REQUIREMENT | Read through the data and count the lines that contain the string "with"; give only the result.

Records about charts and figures
* START *

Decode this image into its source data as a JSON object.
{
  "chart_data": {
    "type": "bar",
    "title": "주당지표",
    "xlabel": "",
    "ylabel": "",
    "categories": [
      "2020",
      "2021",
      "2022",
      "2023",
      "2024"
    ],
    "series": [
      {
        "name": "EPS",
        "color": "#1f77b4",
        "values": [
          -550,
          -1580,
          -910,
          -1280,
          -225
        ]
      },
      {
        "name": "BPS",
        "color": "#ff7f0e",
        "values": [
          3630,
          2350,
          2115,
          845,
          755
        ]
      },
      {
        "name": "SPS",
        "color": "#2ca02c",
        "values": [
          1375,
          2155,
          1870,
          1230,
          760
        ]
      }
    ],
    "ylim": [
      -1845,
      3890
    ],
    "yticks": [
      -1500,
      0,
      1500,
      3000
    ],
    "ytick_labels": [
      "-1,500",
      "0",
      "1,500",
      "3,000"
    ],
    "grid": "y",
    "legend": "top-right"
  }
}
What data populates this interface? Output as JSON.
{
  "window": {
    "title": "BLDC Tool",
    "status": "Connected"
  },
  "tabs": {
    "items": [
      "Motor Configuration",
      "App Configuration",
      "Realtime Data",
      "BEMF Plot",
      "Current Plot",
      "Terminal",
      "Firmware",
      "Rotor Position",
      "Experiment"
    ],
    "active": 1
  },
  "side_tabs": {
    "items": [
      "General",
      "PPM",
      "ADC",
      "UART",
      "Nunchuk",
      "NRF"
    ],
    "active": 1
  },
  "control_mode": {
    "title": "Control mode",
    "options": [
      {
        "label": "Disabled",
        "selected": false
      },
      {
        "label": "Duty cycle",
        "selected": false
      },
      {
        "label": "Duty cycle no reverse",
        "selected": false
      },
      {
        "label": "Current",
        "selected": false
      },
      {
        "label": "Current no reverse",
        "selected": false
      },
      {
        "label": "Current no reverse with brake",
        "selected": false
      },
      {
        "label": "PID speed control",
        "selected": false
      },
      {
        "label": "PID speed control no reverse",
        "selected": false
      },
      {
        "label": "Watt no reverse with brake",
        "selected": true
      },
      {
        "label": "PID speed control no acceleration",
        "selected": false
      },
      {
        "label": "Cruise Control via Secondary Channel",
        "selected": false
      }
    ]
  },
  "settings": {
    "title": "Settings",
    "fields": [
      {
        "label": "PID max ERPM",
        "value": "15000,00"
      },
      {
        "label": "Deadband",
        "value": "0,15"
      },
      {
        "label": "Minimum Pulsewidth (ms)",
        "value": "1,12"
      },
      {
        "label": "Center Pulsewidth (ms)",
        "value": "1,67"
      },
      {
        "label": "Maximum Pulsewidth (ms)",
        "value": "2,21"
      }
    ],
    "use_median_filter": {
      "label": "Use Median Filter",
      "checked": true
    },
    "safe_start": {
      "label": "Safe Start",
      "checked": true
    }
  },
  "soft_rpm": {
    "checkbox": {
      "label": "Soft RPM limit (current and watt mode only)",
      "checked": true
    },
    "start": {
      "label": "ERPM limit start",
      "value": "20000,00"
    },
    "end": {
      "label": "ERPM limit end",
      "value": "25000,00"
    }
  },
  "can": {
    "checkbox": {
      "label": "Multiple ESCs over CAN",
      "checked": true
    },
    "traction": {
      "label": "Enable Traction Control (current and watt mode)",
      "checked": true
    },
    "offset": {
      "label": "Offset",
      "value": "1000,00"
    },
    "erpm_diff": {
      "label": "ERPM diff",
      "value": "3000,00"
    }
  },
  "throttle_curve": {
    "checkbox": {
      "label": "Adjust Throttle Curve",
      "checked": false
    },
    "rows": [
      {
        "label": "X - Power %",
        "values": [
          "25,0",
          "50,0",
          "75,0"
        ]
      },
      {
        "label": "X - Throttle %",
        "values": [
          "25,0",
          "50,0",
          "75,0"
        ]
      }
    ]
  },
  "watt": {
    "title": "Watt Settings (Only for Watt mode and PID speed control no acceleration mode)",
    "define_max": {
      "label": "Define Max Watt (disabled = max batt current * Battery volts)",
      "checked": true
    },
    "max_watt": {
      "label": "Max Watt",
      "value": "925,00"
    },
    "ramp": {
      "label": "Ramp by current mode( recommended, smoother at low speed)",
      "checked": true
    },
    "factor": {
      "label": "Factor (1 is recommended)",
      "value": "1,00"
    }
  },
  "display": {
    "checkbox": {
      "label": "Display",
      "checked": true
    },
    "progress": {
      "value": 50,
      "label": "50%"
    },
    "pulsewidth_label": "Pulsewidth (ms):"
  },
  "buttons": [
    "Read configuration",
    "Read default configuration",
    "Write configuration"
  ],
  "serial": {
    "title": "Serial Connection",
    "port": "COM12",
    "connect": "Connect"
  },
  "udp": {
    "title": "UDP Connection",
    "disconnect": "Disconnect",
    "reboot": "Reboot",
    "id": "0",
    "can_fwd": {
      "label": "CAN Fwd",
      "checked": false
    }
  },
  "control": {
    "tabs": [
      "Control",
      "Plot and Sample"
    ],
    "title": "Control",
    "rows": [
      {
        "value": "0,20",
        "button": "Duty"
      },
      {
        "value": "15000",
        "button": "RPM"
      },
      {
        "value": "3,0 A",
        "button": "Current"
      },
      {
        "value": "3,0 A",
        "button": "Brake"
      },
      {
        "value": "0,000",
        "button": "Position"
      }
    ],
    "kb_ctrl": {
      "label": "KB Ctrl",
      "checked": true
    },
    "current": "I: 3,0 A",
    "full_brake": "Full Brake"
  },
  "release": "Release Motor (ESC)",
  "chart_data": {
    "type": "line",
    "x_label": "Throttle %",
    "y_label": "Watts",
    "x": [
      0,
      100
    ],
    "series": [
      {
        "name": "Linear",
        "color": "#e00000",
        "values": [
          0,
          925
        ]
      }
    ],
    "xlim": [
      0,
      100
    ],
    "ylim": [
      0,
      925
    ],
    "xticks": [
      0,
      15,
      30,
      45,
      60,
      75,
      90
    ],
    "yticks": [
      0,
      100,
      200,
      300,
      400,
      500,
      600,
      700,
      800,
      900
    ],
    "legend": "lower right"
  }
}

* END *

SOLUTION | 2